start Exercise input

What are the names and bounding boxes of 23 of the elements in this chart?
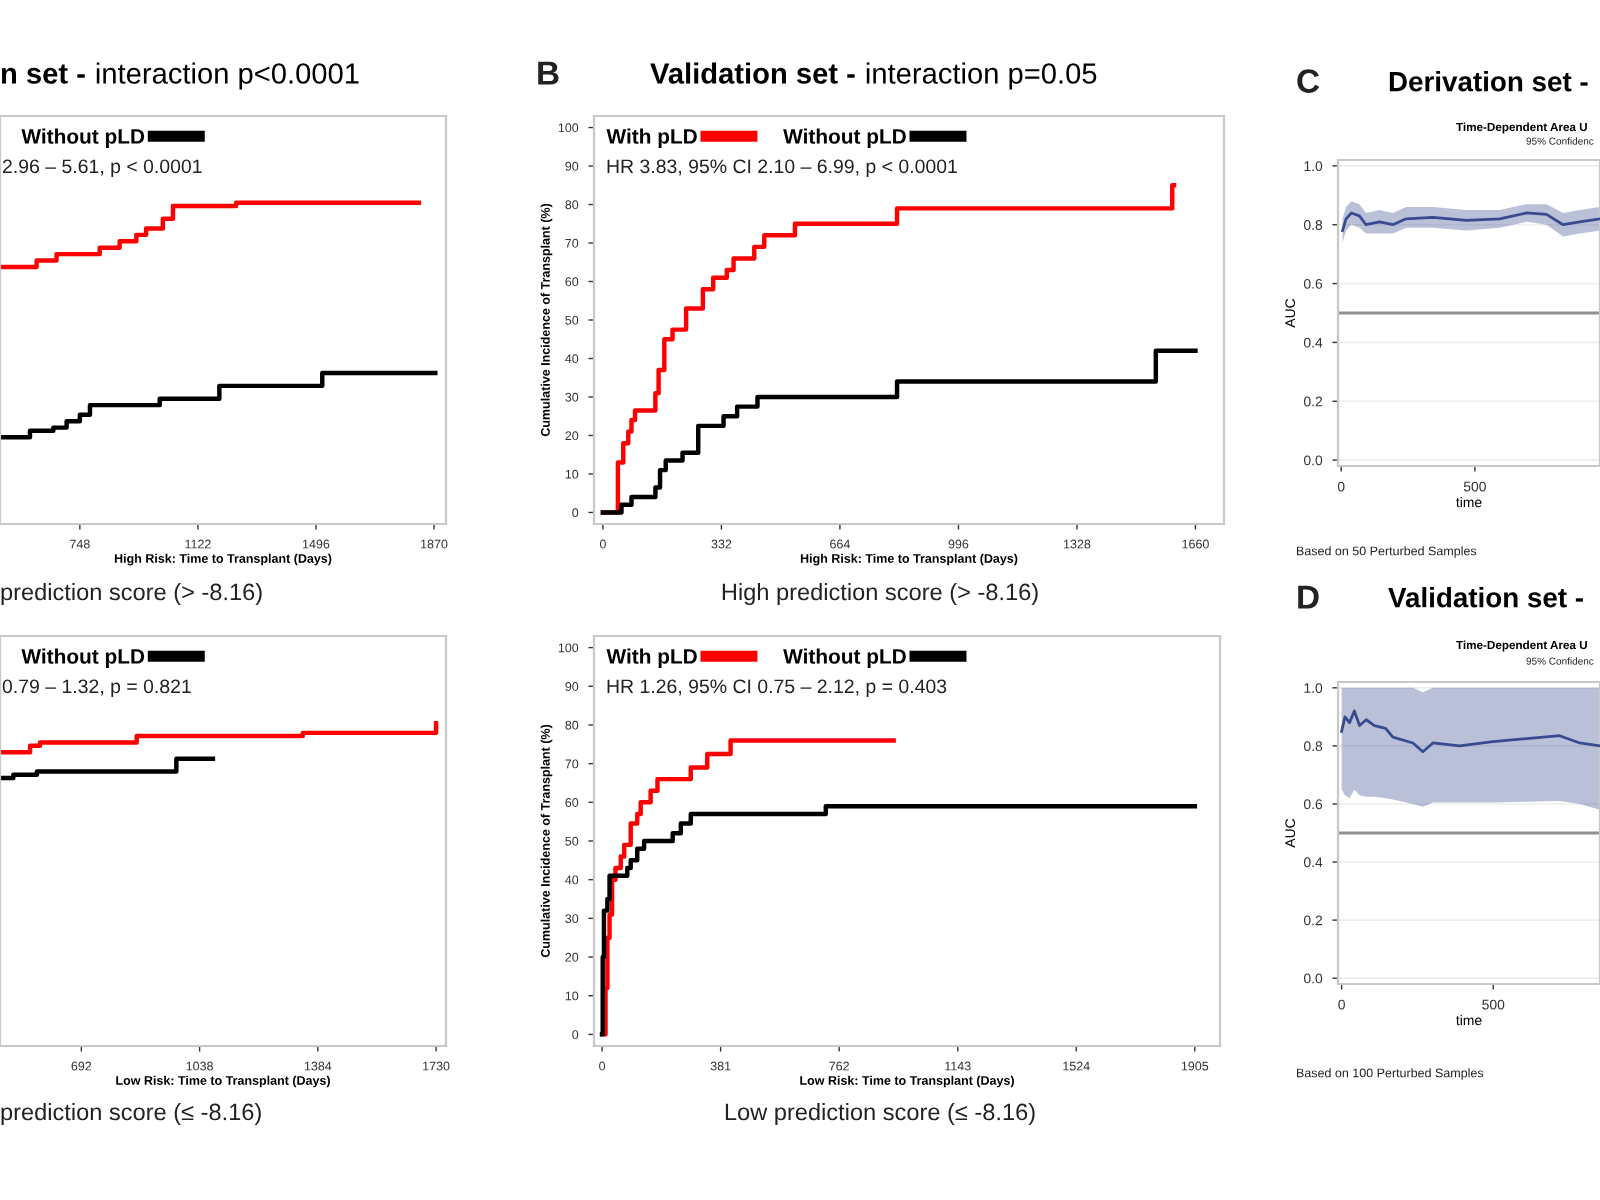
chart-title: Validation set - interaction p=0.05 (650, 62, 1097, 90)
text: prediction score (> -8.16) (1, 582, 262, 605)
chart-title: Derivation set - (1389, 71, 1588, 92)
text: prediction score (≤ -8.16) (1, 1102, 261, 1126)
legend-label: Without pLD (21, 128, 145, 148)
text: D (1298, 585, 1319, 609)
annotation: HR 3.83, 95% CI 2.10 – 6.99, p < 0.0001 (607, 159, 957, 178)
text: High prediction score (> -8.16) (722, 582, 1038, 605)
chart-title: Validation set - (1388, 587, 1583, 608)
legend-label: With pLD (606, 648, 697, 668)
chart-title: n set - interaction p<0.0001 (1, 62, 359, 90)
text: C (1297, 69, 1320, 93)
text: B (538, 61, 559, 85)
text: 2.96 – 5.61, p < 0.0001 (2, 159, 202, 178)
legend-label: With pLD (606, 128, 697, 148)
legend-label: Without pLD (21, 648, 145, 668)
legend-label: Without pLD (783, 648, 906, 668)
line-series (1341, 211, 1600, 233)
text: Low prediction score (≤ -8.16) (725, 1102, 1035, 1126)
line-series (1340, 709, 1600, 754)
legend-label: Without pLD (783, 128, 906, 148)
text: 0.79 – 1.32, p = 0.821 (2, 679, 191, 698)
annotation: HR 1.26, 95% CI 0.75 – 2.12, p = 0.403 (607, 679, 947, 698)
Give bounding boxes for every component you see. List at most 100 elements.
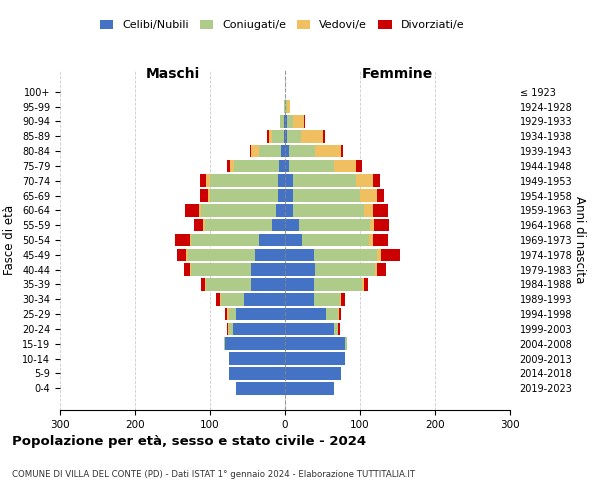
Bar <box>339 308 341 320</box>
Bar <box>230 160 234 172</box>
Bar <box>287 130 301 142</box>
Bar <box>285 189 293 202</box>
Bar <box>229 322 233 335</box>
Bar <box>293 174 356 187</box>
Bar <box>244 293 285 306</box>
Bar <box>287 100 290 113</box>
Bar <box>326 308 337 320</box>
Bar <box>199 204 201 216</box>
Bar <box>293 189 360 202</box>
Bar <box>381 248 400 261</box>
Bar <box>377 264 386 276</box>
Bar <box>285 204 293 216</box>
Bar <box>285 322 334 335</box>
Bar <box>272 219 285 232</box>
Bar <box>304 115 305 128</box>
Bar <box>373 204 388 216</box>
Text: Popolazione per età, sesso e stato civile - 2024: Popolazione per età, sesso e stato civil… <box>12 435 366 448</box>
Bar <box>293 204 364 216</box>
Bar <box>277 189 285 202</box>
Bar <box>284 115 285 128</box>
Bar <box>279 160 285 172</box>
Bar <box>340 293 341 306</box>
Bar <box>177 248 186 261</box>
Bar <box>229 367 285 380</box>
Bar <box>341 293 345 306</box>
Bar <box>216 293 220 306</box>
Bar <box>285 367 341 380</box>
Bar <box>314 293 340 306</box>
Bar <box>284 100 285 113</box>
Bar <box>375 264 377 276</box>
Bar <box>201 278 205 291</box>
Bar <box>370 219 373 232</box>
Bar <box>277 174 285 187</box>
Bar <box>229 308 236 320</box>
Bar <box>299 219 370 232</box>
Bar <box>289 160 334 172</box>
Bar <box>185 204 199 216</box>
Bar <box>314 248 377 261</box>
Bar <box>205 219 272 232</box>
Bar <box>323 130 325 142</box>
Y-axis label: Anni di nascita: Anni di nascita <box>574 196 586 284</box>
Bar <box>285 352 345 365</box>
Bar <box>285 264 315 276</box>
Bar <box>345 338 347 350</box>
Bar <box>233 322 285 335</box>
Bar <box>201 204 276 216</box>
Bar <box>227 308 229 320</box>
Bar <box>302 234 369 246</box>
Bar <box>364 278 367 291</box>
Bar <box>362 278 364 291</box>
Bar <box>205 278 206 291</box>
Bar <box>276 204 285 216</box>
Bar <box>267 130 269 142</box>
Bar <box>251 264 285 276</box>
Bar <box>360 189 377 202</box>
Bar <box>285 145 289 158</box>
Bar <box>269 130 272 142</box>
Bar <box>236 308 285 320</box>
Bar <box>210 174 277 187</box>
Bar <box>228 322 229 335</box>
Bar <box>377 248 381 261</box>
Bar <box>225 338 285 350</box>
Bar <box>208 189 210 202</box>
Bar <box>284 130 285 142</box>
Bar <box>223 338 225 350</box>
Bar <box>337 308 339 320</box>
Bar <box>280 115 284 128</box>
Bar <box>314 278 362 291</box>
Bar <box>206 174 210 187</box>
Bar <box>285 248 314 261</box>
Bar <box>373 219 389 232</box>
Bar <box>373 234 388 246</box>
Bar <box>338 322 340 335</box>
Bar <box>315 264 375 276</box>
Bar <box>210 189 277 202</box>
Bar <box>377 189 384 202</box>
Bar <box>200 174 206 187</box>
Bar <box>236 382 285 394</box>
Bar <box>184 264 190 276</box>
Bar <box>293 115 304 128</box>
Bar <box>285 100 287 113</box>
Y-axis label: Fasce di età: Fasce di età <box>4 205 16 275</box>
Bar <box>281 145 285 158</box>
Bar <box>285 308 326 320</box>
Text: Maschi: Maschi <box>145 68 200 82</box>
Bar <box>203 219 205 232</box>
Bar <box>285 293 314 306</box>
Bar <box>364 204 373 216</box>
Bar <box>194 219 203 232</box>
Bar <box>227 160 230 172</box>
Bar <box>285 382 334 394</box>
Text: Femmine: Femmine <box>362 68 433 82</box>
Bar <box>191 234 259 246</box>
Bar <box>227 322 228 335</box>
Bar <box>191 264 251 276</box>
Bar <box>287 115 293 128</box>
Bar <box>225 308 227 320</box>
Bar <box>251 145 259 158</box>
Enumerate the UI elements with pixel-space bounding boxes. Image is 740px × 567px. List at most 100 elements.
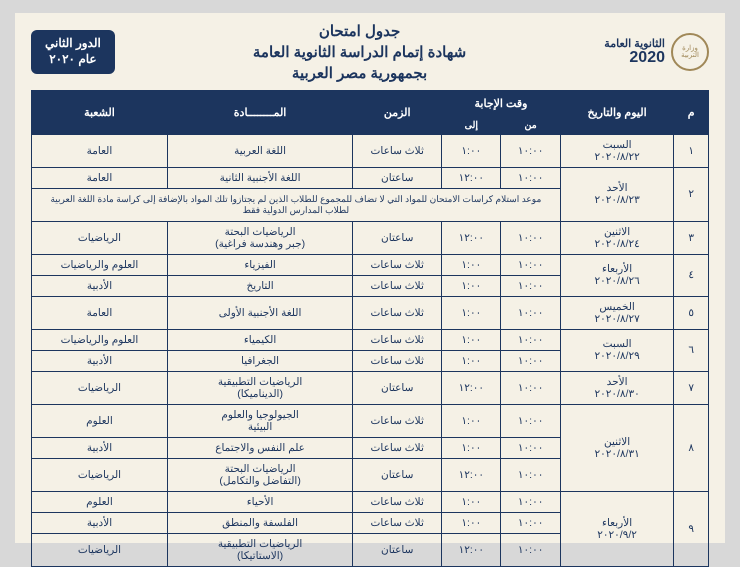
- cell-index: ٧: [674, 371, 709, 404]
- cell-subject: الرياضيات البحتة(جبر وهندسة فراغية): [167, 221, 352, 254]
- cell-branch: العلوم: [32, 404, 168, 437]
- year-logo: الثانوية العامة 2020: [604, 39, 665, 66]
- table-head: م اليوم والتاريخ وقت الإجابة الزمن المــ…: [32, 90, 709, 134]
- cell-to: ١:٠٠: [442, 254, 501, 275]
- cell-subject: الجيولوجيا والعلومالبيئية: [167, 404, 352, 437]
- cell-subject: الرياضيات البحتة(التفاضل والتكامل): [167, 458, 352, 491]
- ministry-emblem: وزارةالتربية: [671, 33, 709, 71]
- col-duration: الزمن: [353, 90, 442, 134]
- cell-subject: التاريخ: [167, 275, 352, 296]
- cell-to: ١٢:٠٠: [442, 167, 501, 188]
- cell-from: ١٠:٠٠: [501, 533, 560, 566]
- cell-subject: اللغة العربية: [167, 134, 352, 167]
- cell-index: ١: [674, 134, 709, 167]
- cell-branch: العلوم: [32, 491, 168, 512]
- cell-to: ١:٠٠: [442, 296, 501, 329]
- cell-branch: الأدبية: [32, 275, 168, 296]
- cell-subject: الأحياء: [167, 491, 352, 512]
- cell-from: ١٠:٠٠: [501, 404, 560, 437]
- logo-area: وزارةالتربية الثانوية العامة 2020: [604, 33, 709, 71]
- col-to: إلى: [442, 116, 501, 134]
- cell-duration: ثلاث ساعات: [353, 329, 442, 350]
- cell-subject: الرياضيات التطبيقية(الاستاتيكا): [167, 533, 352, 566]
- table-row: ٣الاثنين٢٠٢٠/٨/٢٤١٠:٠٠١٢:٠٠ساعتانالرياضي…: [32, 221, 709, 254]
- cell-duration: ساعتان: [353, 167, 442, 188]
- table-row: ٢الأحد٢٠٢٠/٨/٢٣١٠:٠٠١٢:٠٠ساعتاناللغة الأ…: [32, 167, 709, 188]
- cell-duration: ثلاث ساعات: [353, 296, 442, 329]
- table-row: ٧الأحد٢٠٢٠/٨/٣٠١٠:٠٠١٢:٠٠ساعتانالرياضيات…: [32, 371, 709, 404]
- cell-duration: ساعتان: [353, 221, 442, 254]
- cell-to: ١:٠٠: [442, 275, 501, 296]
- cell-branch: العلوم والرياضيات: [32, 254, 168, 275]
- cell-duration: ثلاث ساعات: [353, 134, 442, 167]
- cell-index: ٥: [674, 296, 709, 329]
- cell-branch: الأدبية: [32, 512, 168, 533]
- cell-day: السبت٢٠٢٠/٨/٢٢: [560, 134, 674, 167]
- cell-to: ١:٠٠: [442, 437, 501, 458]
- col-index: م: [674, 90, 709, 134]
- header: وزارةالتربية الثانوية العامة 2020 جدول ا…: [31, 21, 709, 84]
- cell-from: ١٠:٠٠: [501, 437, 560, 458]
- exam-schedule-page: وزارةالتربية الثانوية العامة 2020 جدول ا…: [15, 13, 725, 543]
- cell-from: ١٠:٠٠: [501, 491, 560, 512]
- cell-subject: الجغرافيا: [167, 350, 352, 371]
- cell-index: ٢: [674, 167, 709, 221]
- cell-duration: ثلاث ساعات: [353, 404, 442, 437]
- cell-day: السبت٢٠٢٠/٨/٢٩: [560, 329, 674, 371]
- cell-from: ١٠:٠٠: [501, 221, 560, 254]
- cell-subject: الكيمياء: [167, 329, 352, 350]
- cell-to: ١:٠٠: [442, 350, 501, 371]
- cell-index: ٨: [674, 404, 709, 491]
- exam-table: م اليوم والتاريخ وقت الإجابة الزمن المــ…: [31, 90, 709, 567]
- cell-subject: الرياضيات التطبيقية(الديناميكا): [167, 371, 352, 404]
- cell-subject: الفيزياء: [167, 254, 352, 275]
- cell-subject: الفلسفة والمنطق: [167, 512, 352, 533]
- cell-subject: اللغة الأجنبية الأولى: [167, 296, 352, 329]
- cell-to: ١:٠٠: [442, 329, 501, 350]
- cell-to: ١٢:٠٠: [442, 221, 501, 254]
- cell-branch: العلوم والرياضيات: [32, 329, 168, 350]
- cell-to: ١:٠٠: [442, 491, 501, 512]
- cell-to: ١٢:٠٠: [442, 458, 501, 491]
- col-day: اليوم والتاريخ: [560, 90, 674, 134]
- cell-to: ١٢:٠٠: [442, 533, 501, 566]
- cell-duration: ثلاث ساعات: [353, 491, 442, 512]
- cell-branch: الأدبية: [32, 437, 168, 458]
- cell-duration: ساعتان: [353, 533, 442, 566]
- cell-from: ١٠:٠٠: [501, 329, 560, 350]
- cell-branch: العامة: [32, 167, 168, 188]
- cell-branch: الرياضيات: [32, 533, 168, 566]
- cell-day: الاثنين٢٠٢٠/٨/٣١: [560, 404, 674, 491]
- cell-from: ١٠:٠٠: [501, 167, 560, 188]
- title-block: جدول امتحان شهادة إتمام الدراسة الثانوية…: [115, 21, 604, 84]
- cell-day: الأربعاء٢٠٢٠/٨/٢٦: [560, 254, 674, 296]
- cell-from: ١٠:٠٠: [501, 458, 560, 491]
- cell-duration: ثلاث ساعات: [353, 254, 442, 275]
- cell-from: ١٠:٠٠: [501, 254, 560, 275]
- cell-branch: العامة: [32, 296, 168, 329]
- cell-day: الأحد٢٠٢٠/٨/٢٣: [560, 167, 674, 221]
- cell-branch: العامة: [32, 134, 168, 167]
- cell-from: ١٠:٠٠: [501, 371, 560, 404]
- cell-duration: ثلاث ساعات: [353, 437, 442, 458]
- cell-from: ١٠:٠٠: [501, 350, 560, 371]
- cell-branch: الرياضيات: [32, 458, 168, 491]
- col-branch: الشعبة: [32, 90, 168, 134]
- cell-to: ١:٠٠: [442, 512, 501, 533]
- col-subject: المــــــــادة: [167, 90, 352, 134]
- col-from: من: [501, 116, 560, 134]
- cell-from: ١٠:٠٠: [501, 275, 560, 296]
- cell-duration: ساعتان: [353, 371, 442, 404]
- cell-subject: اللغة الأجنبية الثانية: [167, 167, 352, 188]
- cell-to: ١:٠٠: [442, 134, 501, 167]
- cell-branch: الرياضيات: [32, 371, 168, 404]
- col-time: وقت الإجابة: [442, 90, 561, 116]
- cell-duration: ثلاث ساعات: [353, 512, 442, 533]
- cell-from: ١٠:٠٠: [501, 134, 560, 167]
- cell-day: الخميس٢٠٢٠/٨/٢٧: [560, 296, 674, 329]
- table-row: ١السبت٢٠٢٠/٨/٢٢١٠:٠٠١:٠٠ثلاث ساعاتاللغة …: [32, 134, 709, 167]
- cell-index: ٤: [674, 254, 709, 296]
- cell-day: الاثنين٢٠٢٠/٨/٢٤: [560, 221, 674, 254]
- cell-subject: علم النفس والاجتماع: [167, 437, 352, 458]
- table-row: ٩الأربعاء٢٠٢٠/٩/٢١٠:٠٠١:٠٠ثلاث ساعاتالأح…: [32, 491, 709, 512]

end Exercise input

** Aim of the task **
Copy the lines of the records word for word, beginning at the line that contains "- cell-index: ٧: [674, 371, 709, 404]" and ending after the line that contains "- col-duration: الزمن: [353, 90, 442, 134]".

** Result **
- cell-index: ٧: [674, 371, 709, 404]
- cell-subject: الرياضيات البحتة(جبر وهندسة فراغية): [167, 221, 352, 254]
- cell-branch: العلوم: [32, 404, 168, 437]
- year-logo: الثانوية العامة 2020: [604, 39, 665, 66]
- table-head: م اليوم والتاريخ وقت الإجابة الزمن المــ…: [32, 90, 709, 134]
- cell-to: ١:٠٠: [442, 254, 501, 275]
- cell-subject: الجيولوجيا والعلومالبيئية: [167, 404, 352, 437]
- cell-subject: الرياضيات البحتة(التفاضل والتكامل): [167, 458, 352, 491]
- ministry-emblem: وزارةالتربية: [671, 33, 709, 71]
- col-duration: الزمن: [353, 90, 442, 134]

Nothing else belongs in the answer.